==== Extracted entries ====

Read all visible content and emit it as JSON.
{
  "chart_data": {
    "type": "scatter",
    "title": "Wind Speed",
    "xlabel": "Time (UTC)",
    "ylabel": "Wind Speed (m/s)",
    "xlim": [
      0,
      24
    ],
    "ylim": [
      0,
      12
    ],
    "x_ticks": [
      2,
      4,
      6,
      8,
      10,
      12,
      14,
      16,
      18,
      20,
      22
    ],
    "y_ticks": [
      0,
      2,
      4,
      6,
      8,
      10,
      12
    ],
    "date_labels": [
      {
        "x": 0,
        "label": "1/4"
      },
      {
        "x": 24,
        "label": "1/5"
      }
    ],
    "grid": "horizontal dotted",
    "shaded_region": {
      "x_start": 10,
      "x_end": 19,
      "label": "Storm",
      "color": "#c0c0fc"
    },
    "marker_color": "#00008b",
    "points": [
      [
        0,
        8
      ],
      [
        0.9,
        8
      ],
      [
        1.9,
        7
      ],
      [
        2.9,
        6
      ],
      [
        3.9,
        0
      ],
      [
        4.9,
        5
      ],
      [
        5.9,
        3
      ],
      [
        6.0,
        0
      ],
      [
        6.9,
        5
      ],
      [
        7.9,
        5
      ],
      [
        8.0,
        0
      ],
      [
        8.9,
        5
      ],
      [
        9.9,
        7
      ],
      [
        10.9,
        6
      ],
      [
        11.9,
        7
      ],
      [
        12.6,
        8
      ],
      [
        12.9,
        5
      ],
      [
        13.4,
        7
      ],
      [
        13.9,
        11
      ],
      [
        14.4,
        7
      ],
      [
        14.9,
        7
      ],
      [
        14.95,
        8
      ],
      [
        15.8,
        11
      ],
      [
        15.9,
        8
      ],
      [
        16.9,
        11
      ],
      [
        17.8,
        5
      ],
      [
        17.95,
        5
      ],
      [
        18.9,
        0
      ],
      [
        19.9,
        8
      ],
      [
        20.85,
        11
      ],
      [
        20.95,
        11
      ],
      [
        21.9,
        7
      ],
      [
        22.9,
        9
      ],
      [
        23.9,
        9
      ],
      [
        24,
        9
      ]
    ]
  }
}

====

__Short exercise__.
All entries shown above should be printed again exactly.

__Answer to the task__.
Read all visible content and emit it as JSON.
{
  "chart_data": {
    "type": "scatter",
    "title": "Wind Speed",
    "xlabel": "Time (UTC)",
    "ylabel": "Wind Speed (m/s)",
    "xlim": [
      0,
      24
    ],
    "ylim": [
      0,
      12
    ],
    "x_ticks": [
      2,
      4,
      6,
      8,
      10,
      12,
      14,
      16,
      18,
      20,
      22
    ],
    "y_ticks": [
      0,
      2,
      4,
      6,
      8,
      10,
      12
    ],
    "date_labels": [
      {
        "x": 0,
        "label": "1/4"
      },
      {
        "x": 24,
        "label": "1/5"
      }
    ],
    "grid": "horizontal dotted",
    "shaded_region": {
      "x_start": 10,
      "x_end": 19,
      "label": "Storm",
      "color": "#c0c0fc"
    },
    "marker_color": "#00008b",
    "points": [
      [
        0,
        8
      ],
      [
        0.9,
        8
      ],
      [
        1.9,
        7
      ],
      [
        2.9,
        6
      ],
      [
        3.9,
        0
      ],
      [
        4.9,
        5
      ],
      [
        5.9,
        3
      ],
      [
        6.0,
        0
      ],
      [
        6.9,
        5
      ],
      [
        7.9,
        5
      ],
      [
        8.0,
        0
      ],
      [
        8.9,
        5
      ],
      [
        9.9,
        7
      ],
      [
        10.9,
        6
      ],
      [
        11.9,
        7
      ],
      [
        12.6,
        8
      ],
      [
        12.9,
        5
      ],
      [
        13.4,
        7
      ],
      [
        13.9,
        11
      ],
      [
        14.4,
        7
      ],
      [
        14.9,
        7
      ],
      [
        14.95,
        8
      ],
      [
        15.8,
        11
      ],
      [
        15.9,
        8
      ],
      [
        16.9,
        11
      ],
      [
        17.8,
        5
      ],
      [
        17.95,
        5
      ],
      [
        18.9,
        0
      ],
      [
        19.9,
        8
      ],
      [
        20.85,
        11
      ],
      [
        20.95,
        11
      ],
      [
        21.9,
        7
      ],
      [
        22.9,
        9
      ],
      [
        23.9,
        9
      ],
      [
        24,
        9
      ]
    ]
  }
}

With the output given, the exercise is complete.